The task: For the listing underneath, give the count of lines containing the string "JSON" and nothing further.

Given data:
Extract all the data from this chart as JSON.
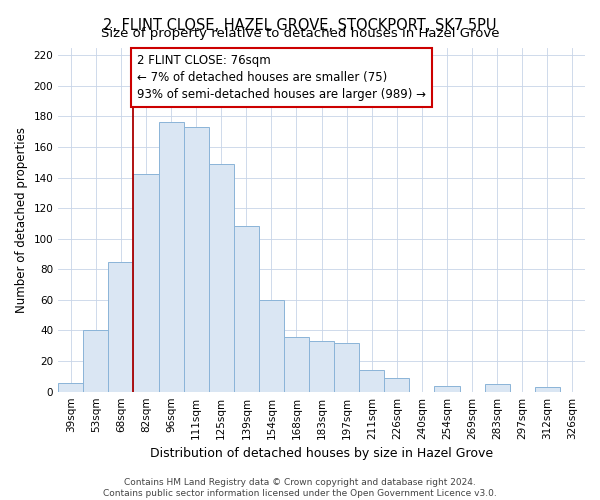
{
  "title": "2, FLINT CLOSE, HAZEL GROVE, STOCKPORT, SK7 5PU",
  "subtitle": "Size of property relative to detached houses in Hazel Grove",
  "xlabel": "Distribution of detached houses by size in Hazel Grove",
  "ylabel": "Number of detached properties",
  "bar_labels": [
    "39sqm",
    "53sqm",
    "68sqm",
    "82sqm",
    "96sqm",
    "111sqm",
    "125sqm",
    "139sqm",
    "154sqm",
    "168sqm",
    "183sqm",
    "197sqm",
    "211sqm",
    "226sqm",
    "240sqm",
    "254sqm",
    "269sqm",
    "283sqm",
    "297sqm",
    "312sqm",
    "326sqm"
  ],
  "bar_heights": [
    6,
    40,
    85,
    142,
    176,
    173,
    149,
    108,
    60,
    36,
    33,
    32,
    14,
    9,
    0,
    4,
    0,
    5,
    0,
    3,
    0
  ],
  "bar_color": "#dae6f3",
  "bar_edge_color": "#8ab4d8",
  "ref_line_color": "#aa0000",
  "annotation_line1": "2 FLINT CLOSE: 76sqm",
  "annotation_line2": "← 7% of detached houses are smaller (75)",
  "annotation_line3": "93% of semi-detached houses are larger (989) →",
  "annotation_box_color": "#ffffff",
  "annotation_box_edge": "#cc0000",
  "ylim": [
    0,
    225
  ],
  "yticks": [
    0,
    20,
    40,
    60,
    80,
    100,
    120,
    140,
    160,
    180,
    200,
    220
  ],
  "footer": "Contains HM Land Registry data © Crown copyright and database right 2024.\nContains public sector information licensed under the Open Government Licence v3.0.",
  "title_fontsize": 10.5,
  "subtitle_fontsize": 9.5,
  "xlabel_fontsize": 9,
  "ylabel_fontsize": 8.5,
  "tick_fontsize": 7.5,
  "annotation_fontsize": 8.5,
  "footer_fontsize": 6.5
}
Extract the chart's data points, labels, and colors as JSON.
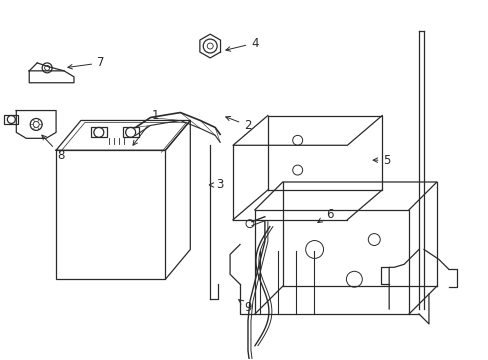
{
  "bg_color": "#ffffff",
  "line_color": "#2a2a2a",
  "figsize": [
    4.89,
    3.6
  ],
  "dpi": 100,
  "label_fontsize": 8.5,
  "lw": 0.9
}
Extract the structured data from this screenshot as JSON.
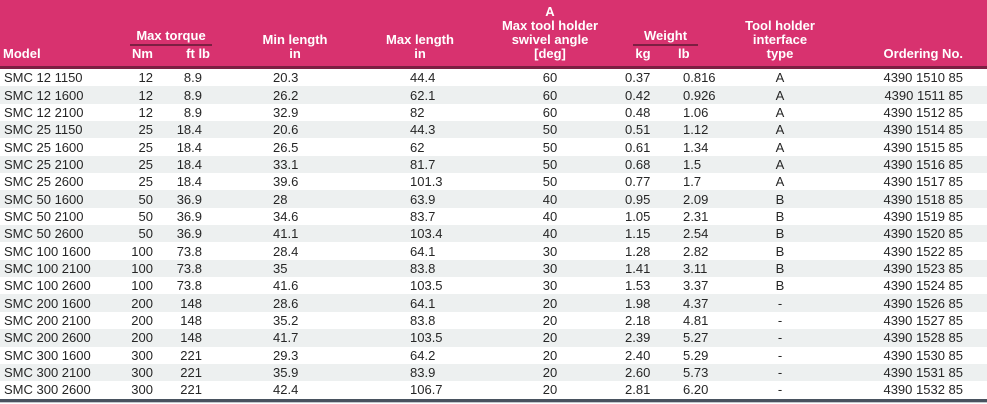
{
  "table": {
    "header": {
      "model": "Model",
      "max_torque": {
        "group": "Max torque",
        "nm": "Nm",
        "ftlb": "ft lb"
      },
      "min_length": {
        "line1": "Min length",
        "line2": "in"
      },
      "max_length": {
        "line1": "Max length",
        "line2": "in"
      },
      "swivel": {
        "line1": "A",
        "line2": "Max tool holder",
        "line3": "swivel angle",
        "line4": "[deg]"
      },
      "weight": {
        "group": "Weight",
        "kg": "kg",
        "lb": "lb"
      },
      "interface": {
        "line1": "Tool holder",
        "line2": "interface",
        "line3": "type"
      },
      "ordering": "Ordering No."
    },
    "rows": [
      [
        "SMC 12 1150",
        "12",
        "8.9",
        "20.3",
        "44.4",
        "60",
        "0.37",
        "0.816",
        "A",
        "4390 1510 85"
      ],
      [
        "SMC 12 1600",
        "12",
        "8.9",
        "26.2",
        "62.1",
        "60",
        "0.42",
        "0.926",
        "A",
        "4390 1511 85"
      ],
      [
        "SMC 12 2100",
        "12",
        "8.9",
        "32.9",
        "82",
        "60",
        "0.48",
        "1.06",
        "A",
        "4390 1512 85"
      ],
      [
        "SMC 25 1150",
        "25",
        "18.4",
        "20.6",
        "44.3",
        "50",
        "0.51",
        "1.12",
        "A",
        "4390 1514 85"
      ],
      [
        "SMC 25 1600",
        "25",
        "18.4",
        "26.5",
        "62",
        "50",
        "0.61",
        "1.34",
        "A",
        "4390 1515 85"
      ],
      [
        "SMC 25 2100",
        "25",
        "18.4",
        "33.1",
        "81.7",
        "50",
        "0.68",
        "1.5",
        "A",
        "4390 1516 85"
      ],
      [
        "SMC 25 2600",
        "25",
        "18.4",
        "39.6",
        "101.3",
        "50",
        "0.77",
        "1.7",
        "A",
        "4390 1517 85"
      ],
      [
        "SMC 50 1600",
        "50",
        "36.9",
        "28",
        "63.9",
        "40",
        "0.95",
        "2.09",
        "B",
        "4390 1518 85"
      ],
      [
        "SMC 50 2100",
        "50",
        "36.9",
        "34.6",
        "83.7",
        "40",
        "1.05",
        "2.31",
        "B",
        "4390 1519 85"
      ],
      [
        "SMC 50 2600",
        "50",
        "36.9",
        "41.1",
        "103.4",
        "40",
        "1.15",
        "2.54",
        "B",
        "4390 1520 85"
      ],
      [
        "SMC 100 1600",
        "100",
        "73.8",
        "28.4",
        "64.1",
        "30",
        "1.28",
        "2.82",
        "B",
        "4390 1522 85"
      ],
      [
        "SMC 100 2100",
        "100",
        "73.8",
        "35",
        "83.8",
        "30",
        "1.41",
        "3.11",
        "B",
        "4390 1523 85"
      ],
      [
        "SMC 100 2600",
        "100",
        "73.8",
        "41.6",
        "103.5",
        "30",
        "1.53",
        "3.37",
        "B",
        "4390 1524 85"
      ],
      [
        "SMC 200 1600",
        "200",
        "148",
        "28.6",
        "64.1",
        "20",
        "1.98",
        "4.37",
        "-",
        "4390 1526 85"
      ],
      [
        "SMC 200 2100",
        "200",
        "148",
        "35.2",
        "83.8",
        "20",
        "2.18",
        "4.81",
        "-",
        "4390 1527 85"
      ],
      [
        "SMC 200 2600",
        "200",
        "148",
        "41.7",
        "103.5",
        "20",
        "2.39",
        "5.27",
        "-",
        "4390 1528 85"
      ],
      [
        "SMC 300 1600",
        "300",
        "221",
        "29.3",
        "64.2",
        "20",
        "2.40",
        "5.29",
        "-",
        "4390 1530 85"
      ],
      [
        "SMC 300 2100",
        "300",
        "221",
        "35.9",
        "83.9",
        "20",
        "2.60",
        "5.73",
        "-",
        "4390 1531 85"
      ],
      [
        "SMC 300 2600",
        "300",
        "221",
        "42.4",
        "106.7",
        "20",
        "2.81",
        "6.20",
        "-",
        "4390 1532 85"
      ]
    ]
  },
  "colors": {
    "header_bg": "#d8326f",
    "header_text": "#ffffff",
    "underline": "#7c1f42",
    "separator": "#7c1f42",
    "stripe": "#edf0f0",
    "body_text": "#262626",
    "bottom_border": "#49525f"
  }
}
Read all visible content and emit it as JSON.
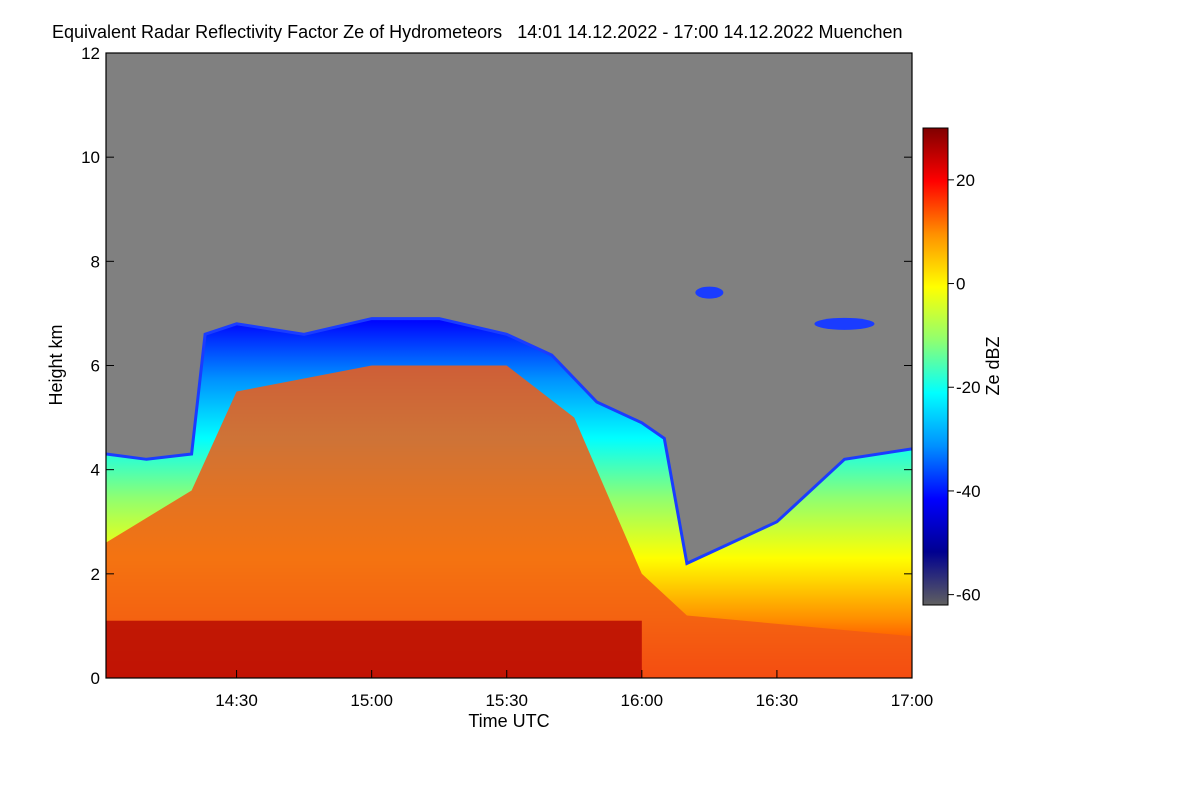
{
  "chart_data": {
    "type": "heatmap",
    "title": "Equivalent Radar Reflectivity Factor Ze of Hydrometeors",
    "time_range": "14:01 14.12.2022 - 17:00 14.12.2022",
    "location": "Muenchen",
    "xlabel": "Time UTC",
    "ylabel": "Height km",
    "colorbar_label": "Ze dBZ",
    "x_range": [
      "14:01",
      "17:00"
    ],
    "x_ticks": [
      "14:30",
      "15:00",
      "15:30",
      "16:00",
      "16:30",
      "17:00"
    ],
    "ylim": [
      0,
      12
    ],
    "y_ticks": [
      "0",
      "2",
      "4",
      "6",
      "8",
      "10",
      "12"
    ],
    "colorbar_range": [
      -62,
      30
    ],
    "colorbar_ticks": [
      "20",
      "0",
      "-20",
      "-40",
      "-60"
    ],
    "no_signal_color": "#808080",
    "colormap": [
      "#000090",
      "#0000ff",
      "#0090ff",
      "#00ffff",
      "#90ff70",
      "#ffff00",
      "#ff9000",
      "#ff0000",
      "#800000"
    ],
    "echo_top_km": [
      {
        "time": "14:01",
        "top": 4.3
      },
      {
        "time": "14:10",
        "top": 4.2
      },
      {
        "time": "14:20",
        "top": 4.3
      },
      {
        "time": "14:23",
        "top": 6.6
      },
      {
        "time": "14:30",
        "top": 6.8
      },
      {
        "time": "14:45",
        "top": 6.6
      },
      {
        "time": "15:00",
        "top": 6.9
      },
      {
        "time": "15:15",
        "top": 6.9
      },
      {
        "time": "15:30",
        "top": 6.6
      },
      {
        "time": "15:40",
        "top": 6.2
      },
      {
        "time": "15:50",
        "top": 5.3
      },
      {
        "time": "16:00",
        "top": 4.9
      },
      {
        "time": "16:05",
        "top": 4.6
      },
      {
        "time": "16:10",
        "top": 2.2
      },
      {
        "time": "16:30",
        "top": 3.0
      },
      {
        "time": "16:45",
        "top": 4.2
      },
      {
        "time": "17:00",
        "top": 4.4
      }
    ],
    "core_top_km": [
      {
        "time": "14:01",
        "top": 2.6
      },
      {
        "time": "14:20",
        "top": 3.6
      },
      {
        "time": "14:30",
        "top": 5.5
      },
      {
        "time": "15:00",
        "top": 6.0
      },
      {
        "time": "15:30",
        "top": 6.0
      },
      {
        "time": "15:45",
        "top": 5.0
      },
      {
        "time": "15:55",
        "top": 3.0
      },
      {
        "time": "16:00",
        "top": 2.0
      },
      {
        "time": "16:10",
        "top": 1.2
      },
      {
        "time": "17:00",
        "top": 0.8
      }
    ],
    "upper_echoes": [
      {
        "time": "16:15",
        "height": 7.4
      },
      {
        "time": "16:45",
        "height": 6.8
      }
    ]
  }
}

Finished exercise: 4